SUPPLIED PASSAGE
Infantile Conservatism. Cozying up to the biggest bully and letting him beat you because he can beat up the other bullies, so you're protected from them. Huh?

That's like saying if I'm going to be hit by a motor vehicle, I don't want to do it half way. Bring on the Mack Truck.

Cozy up with General Electric because you're afraid of Iran. Sucker!!

Patrick Henry
02-26-2013, 08:07 PM
I don't always agree with Buchanan, but no doubt this country would be in much better shape had he won. I voted for him. I love how he calmly and succinctly smashes the "popular memes to dust" like AuH20 said. Nobody does it quite like Pat.

rprprs
02-26-2013, 08:51 PM
What delusions would those be?

The delusion that Ms. Rubin is anything but an Israel firster who has absolutely no interest in the U.S. or its people besides its ability to provide her first allegiance with cannon fodder? I'm sure Pat's under no such delusion, he just expects us to be intelligent enough to read between the lines.

TASKS TO PERFORM
(1) In the forum thread, what vehicle does the first poster say to "bring on"?
(2) Continue the forum thread about Buchanan from where it stops.

INFORMATION PROVIDED
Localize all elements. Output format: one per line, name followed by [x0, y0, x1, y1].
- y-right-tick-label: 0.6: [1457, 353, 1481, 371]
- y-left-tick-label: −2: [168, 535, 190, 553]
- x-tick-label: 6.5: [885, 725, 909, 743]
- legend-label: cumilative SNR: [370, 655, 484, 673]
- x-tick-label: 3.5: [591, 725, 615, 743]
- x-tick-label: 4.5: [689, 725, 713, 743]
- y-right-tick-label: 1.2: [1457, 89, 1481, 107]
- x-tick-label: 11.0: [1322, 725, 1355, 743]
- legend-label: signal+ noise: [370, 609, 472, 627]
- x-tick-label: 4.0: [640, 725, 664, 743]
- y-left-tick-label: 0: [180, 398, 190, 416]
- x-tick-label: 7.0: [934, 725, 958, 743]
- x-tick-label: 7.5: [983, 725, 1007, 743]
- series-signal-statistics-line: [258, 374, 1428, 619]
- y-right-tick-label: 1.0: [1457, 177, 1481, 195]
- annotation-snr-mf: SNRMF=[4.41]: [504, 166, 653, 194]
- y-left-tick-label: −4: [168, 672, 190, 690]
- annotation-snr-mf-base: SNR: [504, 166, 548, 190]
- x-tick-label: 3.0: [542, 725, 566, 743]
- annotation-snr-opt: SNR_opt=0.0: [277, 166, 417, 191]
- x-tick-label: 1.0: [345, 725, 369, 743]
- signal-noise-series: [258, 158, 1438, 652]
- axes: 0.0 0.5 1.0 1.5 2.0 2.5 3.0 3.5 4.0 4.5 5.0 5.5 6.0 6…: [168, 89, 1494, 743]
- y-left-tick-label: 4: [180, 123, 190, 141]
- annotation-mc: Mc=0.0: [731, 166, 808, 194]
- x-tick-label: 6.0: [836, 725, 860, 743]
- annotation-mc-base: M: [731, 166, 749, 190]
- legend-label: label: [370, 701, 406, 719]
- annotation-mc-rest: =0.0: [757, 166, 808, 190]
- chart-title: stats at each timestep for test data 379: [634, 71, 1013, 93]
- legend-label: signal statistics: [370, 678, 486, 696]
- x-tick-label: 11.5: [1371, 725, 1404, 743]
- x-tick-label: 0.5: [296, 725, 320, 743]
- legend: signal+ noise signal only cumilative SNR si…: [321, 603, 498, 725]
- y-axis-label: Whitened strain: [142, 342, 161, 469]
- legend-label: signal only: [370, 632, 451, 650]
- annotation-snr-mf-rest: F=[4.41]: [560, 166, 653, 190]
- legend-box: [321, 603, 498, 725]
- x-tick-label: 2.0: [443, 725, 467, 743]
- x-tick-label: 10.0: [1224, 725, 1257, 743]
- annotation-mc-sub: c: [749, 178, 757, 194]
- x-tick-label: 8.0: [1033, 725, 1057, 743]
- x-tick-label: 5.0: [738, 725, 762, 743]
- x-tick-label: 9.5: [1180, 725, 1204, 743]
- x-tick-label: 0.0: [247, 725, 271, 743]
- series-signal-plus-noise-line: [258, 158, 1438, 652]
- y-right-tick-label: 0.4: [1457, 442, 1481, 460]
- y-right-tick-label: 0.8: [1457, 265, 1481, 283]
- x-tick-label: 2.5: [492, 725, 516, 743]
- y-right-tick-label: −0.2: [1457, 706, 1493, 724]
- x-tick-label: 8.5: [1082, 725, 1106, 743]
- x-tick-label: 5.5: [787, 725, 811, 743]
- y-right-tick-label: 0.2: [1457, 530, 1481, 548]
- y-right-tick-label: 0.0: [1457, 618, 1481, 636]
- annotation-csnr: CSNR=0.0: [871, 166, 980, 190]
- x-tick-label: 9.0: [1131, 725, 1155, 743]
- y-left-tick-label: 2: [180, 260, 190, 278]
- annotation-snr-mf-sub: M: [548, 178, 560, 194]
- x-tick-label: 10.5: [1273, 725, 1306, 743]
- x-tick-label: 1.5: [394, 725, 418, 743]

SET OF ANSWERS
(1) A Mack Truck.

(2)
Of course not!
As I said, I have respect for Pat and his criticism of Rubin in this piece is spot on. I am in complete agreement and take no issue with it at all.

I, also, believe that I am among those intelligent enough to "read between the lines", but don't believe that one really needs to do that here in order to comprehend Pat's argument or Rubin's failure. In fact, I believe that it is when one does "read between the lines" that problems arise in this and other articles penned by Buchanan. Even on these boards Pat has often been criticized for his perceived "nationalism", "ethnocentrism", etc. Admittedly, those don't appear here, but I was simply trying to express my dismay that he often "spoils" otherwise brilliant articles by going just a step too far in one direction or another.

That said, perhaps I should have chosen the word 'illusions', rather than 'delusions' (Though that's a fine line, indeed.)

Let's just jump to his conclusion here as an example:

Rubin’s blog may be the Post‘s idea of conservatism. Ronald Reagan wouldn’t recognize it.
What do you suppose the average reader or establishment 'conservative' hears when they read between those lines?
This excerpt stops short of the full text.